> Exercise requirements: Reproduce all of the listing below without alteration.

> Data for the task:
* Start *
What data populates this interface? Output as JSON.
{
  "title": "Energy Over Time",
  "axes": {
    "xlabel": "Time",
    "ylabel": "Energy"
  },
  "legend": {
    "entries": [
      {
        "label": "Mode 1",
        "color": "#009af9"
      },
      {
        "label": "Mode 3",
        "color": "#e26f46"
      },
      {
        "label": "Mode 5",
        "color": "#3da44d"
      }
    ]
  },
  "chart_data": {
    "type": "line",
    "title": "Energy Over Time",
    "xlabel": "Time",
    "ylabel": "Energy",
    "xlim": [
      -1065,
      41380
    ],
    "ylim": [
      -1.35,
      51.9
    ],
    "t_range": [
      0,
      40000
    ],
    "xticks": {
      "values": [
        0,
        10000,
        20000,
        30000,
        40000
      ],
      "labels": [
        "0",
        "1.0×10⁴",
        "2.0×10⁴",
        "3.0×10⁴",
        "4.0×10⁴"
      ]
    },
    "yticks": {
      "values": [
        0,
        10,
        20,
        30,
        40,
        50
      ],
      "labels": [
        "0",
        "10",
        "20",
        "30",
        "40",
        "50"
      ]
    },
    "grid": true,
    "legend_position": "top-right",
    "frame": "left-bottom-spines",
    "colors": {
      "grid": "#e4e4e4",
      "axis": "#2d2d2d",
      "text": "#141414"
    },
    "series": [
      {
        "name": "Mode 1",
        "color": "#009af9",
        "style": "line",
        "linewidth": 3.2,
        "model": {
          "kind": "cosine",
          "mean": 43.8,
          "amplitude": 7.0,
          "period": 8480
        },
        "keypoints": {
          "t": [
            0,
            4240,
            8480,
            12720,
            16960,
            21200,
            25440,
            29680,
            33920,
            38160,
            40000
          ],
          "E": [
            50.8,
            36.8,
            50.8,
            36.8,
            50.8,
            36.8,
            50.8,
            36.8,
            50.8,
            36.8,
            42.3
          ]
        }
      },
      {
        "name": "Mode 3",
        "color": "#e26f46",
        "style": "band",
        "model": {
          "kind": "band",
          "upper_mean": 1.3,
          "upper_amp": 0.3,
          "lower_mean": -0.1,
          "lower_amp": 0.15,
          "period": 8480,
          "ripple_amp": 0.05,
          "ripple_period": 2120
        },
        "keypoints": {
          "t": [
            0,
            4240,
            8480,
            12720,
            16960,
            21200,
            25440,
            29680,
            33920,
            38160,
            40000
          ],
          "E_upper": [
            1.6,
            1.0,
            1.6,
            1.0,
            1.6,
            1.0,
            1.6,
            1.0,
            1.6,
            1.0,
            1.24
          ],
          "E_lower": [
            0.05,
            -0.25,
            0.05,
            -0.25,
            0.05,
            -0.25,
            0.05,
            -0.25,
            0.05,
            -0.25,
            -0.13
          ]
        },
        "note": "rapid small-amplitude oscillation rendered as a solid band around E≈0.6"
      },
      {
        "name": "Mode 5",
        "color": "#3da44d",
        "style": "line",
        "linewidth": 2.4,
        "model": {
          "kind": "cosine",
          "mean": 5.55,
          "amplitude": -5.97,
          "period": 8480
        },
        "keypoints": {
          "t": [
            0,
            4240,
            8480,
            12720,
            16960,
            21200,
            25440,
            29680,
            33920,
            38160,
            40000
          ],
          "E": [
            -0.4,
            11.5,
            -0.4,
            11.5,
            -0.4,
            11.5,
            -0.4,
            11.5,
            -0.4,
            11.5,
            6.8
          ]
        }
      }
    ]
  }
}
* End *
> Exercise response:
What data populates this interface? Output as JSON.
{
  "title": "Energy Over Time",
  "axes": {
    "xlabel": "Time",
    "ylabel": "Energy"
  },
  "legend": {
    "entries": [
      {
        "label": "Mode 1",
        "color": "#009af9"
      },
      {
        "label": "Mode 3",
        "color": "#e26f46"
      },
      {
        "label": "Mode 5",
        "color": "#3da44d"
      }
    ]
  },
  "chart_data": {
    "type": "line",
    "title": "Energy Over Time",
    "xlabel": "Time",
    "ylabel": "Energy",
    "xlim": [
      -1065,
      41380
    ],
    "ylim": [
      -1.35,
      51.9
    ],
    "t_range": [
      0,
      40000
    ],
    "xticks": {
      "values": [
        0,
        10000,
        20000,
        30000,
        40000
      ],
      "labels": [
        "0",
        "1.0×10⁴",
        "2.0×10⁴",
        "3.0×10⁴",
        "4.0×10⁴"
      ]
    },
    "yticks": {
      "values": [
        0,
        10,
        20,
        30,
        40,
        50
      ],
      "labels": [
        "0",
        "10",
        "20",
        "30",
        "40",
        "50"
      ]
    },
    "grid": true,
    "legend_position": "top-right",
    "frame": "left-bottom-spines",
    "colors": {
      "grid": "#e4e4e4",
      "axis": "#2d2d2d",
      "text": "#141414"
    },
    "series": [
      {
        "name": "Mode 1",
        "color": "#009af9",
        "style": "line",
        "linewidth": 3.2,
        "model": {
          "kind": "cosine",
          "mean": 43.8,
          "amplitude": 7.0,
          "period": 8480
        },
        "keypoints": {
          "t": [
            0,
            4240,
            8480,
            12720,
            16960,
            21200,
            25440,
            29680,
            33920,
            38160,
            40000
          ],
          "E": [
            50.8,
            36.8,
            50.8,
            36.8,
            50.8,
            36.8,
            50.8,
            36.8,
            50.8,
            36.8,
            42.3
          ]
        }
      },
      {
        "name": "Mode 3",
        "color": "#e26f46",
        "style": "band",
        "model": {
          "kind": "band",
          "upper_mean": 1.3,
          "upper_amp": 0.3,
          "lower_mean": -0.1,
          "lower_amp": 0.15,
          "period": 8480,
          "ripple_amp": 0.05,
          "ripple_period": 2120
        },
        "keypoints": {
          "t": [
            0,
            4240,
            8480,
            12720,
            16960,
            21200,
            25440,
            29680,
            33920,
            38160,
            40000
          ],
          "E_upper": [
            1.6,
            1.0,
            1.6,
            1.0,
            1.6,
            1.0,
            1.6,
            1.0,
            1.6,
            1.0,
            1.24
          ],
          "E_lower": [
            0.05,
            -0.25,
            0.05,
            -0.25,
            0.05,
            -0.25,
            0.05,
            -0.25,
            0.05,
            -0.25,
            -0.13
          ]
        },
        "note": "rapid small-amplitude oscillation rendered as a solid band around E≈0.6"
      },
      {
        "name": "Mode 5",
        "color": "#3da44d",
        "style": "line",
        "linewidth": 2.4,
        "model": {
          "kind": "cosine",
          "mean": 5.55,
          "amplitude": -5.97,
          "period": 8480
        },
        "keypoints": {
          "t": [
            0,
            4240,
            8480,
            12720,
            16960,
            21200,
            25440,
            29680,
            33920,
            38160,
            40000
          ],
          "E": [
            -0.4,
            11.5,
            -0.4,
            11.5,
            -0.4,
            11.5,
            -0.4,
            11.5,
            -0.4,
            11.5,
            6.8
          ]
        }
      }
    ]
  }
}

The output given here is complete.